— start of Supplied data —

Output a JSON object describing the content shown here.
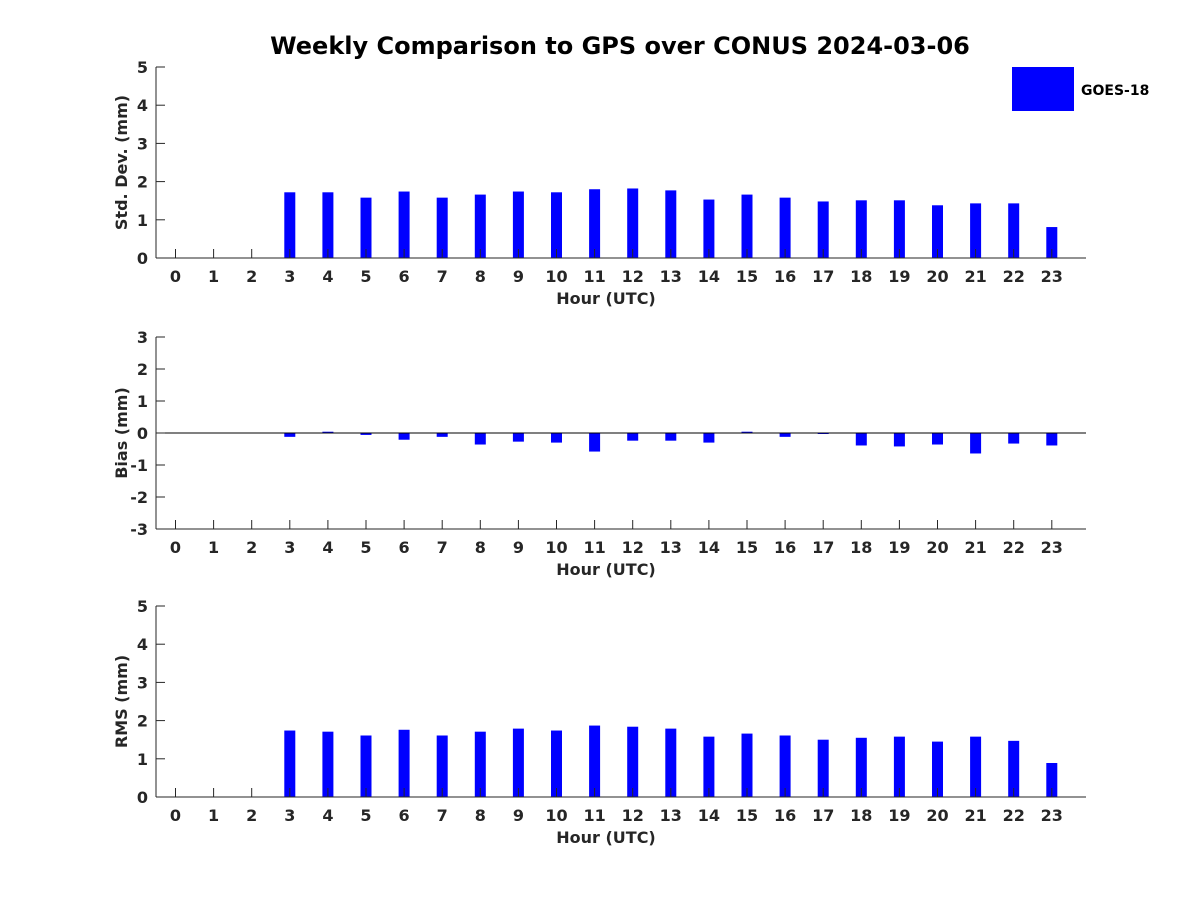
{
  "title": "Weekly Comparison to GPS over CONUS 2024-03-06",
  "legend": {
    "label": "GOES-18",
    "placement": "top-right"
  },
  "colors": {
    "bar": "#0000ff",
    "axis": "#262626"
  },
  "chart_data": [
    {
      "type": "bar",
      "xlabel": "Hour (UTC)",
      "ylabel": "Std. Dev. (mm)",
      "ylim": [
        0,
        5
      ],
      "yticks": [
        0,
        1,
        2,
        3,
        4,
        5
      ],
      "categories": [
        "0",
        "1",
        "2",
        "3",
        "4",
        "5",
        "6",
        "7",
        "8",
        "9",
        "10",
        "11",
        "12",
        "13",
        "14",
        "15",
        "16",
        "17",
        "18",
        "19",
        "20",
        "21",
        "22",
        "23"
      ],
      "series": [
        {
          "name": "GOES-18",
          "values": [
            null,
            null,
            null,
            1.72,
            1.72,
            1.58,
            1.74,
            1.58,
            1.66,
            1.74,
            1.72,
            1.8,
            1.82,
            1.77,
            1.53,
            1.66,
            1.58,
            1.48,
            1.51,
            1.51,
            1.38,
            1.43,
            1.43,
            0.81
          ]
        }
      ]
    },
    {
      "type": "bar",
      "xlabel": "Hour (UTC)",
      "ylabel": "Bias (mm)",
      "ylim": [
        -3,
        3
      ],
      "yticks": [
        -3,
        -2,
        -1,
        0,
        1,
        2,
        3
      ],
      "categories": [
        "0",
        "1",
        "2",
        "3",
        "4",
        "5",
        "6",
        "7",
        "8",
        "9",
        "10",
        "11",
        "12",
        "13",
        "14",
        "15",
        "16",
        "17",
        "18",
        "19",
        "20",
        "21",
        "22",
        "23"
      ],
      "series": [
        {
          "name": "GOES-18",
          "values": [
            null,
            null,
            null,
            -0.12,
            0.04,
            -0.06,
            -0.21,
            -0.12,
            -0.36,
            -0.27,
            -0.3,
            -0.58,
            -0.24,
            -0.24,
            -0.3,
            0.04,
            -0.12,
            -0.02,
            -0.39,
            -0.42,
            -0.36,
            -0.64,
            -0.33,
            -0.39
          ]
        }
      ]
    },
    {
      "type": "bar",
      "xlabel": "Hour (UTC)",
      "ylabel": "RMS (mm)",
      "ylim": [
        0,
        5
      ],
      "yticks": [
        0,
        1,
        2,
        3,
        4,
        5
      ],
      "categories": [
        "0",
        "1",
        "2",
        "3",
        "4",
        "5",
        "6",
        "7",
        "8",
        "9",
        "10",
        "11",
        "12",
        "13",
        "14",
        "15",
        "16",
        "17",
        "18",
        "19",
        "20",
        "21",
        "22",
        "23"
      ],
      "series": [
        {
          "name": "GOES-18",
          "values": [
            null,
            null,
            null,
            1.74,
            1.71,
            1.61,
            1.76,
            1.61,
            1.71,
            1.79,
            1.74,
            1.87,
            1.84,
            1.79,
            1.58,
            1.66,
            1.61,
            1.5,
            1.55,
            1.58,
            1.45,
            1.58,
            1.47,
            0.89
          ]
        }
      ]
    }
  ]
}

— end of Supplied data —

- **Requirements**
Look through the material above. Copy each line where the word "ylabel" appears.

- **Task response**
      "ylabel": "Std. Dev. (mm)",
      "ylabel": "Bias (mm)",
      "ylabel": "RMS (mm)",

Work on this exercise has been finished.